→ **Directive a**:
Copy out the full single-frame deoptimization commit below, keeping every line unchanged.

→ **Selection**:

+ + + + + + +

ART: Single-frame deopt
Add deoptimization of a single frame. Works by removing the managed
code frame and jumping into the quick-to-interpreter bridge, and
the bridge understanding a stored ShadowFrame.
We need a separate fixup pass. For x86, we leave the return address
on the stack so we don't need to push it there.
Bug: 21611912
Change-Id: I06625685ced8b054244f8685ab50b238a705b9d2
diff --git a/runtime/arch/arm/context_arm.cc b/runtime/arch/arm/context_arm.cc
index 403d348..8f6b1ff 100644
--- a/runtime/arch/arm/context_arm.cc
+++ b/runtime/arch/arm/context_arm.cc
@@ -30,9 +30,11 @@
std::fill_n(fprs_, arraysize(fprs_), nullptr);
gprs_[SP] = &sp_;
gprs_[PC] = &pc_;
+ gprs_[R0] = &arg0_;
// Initialize registers with easy to spot debug values.

+ + + + + + +

→ **Directive b**:
Reproduce the records verbatim, starting at their first line and ending at the line containing "y-tick-label: 6 [72,299,83,324]", with both of those lines included.

[Annotated element entries]
+ + + + + + +

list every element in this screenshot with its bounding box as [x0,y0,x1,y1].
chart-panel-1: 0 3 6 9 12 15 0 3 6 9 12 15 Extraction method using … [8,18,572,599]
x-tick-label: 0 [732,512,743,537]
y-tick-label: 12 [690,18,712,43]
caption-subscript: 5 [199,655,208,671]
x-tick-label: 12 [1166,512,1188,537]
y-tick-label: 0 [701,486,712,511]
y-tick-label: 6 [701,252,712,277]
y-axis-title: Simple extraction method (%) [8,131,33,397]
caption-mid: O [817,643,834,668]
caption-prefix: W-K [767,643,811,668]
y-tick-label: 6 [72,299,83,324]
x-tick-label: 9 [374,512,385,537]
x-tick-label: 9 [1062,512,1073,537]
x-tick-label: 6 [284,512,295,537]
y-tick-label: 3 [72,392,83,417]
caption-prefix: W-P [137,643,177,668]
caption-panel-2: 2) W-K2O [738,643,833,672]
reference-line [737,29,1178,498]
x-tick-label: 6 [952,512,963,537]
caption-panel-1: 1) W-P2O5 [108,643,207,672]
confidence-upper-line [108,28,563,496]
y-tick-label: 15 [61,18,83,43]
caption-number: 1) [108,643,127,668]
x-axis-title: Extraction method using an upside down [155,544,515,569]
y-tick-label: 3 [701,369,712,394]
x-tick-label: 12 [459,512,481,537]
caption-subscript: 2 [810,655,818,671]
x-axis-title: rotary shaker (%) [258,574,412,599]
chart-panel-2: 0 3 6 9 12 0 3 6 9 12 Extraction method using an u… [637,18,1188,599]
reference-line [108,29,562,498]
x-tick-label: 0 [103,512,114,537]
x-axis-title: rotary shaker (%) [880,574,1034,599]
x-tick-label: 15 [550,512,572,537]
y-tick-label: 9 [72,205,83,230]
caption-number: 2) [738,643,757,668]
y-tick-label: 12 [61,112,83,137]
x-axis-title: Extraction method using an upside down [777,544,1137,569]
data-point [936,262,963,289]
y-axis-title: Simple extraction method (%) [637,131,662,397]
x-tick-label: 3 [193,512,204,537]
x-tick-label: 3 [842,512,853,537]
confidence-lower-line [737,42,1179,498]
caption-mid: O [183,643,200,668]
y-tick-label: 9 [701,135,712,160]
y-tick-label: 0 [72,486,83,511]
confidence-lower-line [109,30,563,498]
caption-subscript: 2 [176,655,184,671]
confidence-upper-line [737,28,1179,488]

+ + + + + + +

→ **Exercise solution a**:
ART: Single-frame deopt
Add deoptimization of a single frame. Works by removing the managed
code frame and jumping into the quick-to-interpreter bridge, and
the bridge understanding a stored ShadowFrame.
We need a separate fixup pass. For x86, we leave the return address
on the stack so we don't need to push it there.
Bug: 21611912
Change-Id: I06625685ced8b054244f8685ab50b238a705b9d2
diff --git a/runtime/arch/arm/context_arm.cc b/runtime/arch/arm/context_arm.cc
index 403d348..8f6b1ff 100644
--- a/runtime/arch/arm/context_arm.cc
+++ b/runtime/arch/arm/context_arm.cc
@@ -30,9 +30,11 @@
std::fill_n(fprs_, arraysize(fprs_), nullptr);
gprs_[SP] = &sp_;
gprs_[PC] = &pc_;
+ gprs_[R0] = &arg0_;
// Initialize registers with easy to spot debug values.

→ **Exercise solution b**:
list every element in this screenshot with its bounding box as [x0,y0,x1,y1].
chart-panel-1: 0 3 6 9 12 15 0 3 6 9 12 15 Extraction method using … [8,18,572,599]
x-tick-label: 0 [732,512,743,537]
y-tick-label: 12 [690,18,712,43]
caption-subscript: 5 [199,655,208,671]
x-tick-label: 12 [1166,512,1188,537]
y-tick-label: 0 [701,486,712,511]
y-tick-label: 6 [701,252,712,277]
y-axis-title: Simple extraction method (%) [8,131,33,397]
caption-mid: O [817,643,834,668]
caption-prefix: W-K [767,643,811,668]
y-tick-label: 6 [72,299,83,324]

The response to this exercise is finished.